▸ YOUR OBJECTIVE
Show all lines from the data that include the word "generation".

(Figure record extracts)
..............................
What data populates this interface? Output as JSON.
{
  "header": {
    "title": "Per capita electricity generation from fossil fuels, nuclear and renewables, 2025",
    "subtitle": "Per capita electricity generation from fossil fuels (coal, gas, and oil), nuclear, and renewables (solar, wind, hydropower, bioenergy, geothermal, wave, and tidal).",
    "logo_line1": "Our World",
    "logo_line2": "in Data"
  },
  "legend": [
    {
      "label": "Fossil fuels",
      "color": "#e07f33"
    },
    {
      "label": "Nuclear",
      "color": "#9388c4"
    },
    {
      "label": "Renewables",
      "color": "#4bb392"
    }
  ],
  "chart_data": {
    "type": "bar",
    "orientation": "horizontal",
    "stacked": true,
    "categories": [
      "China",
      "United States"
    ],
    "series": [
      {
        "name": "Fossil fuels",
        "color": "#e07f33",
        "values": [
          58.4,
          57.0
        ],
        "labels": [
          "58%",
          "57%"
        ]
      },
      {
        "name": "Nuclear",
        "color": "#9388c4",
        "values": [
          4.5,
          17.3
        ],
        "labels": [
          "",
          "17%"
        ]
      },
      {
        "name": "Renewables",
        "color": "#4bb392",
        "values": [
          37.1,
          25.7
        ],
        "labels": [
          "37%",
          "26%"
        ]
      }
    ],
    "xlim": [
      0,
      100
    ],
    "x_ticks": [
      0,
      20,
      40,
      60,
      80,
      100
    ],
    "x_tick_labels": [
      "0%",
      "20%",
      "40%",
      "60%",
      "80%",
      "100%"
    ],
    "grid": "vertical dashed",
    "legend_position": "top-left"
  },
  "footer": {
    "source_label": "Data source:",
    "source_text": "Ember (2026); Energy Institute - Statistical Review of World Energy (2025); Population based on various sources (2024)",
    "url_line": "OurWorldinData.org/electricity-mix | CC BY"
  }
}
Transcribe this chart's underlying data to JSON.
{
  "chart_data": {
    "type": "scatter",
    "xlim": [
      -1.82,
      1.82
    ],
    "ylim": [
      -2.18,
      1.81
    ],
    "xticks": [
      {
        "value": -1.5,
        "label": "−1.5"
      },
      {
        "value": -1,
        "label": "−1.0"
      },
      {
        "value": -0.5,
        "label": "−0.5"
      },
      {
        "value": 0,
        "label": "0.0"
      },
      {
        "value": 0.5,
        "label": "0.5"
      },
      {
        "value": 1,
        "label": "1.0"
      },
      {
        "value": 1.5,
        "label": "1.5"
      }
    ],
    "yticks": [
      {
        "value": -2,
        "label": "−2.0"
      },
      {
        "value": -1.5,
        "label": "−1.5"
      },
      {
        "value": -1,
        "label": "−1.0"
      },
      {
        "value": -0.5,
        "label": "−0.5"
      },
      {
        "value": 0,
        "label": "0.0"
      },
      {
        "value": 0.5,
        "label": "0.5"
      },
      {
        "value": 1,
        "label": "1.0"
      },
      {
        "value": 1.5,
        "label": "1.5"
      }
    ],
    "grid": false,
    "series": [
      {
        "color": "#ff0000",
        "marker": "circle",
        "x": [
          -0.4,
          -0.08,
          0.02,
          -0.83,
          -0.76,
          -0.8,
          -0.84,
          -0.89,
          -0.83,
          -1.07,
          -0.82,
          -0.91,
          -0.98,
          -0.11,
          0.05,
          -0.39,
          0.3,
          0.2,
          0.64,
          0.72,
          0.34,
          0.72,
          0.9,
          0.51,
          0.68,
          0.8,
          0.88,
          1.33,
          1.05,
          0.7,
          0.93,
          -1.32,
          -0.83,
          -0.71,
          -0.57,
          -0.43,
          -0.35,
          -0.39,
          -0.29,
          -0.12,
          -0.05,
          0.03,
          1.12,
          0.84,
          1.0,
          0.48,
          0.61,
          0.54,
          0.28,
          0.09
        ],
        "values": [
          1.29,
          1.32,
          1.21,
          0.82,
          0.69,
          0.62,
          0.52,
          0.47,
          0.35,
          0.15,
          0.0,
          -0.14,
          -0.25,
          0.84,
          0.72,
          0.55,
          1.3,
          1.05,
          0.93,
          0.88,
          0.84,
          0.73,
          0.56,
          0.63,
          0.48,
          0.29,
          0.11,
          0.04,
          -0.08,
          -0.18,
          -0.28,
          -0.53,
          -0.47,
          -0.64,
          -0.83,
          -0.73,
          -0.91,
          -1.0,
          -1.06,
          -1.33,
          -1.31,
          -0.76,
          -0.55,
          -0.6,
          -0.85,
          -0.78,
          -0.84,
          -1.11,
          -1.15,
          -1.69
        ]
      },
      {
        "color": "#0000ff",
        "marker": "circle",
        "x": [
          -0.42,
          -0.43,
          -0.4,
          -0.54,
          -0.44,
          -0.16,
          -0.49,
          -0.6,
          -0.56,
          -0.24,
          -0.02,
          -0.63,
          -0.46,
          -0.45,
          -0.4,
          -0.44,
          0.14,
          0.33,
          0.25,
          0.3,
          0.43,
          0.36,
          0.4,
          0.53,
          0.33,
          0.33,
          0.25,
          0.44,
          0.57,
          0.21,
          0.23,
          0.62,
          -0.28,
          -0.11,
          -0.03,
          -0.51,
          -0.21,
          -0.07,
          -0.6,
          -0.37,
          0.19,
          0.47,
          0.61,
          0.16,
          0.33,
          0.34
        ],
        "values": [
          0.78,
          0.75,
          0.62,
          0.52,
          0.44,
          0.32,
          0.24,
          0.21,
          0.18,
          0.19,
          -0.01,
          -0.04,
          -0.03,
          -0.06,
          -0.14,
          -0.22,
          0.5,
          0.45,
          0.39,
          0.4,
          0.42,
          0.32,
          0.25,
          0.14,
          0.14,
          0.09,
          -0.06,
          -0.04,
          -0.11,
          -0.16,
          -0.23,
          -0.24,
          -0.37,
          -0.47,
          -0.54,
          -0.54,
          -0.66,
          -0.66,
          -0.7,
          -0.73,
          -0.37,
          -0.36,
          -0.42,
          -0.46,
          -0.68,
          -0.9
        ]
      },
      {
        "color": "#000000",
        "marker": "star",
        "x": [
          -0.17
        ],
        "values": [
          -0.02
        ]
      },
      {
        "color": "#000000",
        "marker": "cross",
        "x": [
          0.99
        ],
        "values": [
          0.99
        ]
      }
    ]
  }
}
..............................
▸ OUTPUT
    "title": "Per capita electricity generation from fossil fuels, nuclear and renewables, 2025",
    "subtitle": "Per capita electricity generation from fossil fuels (coal, gas, and oil), nuclear, and renewables (solar, wind, hydropower, bioenergy, geothermal, wave, and tidal).",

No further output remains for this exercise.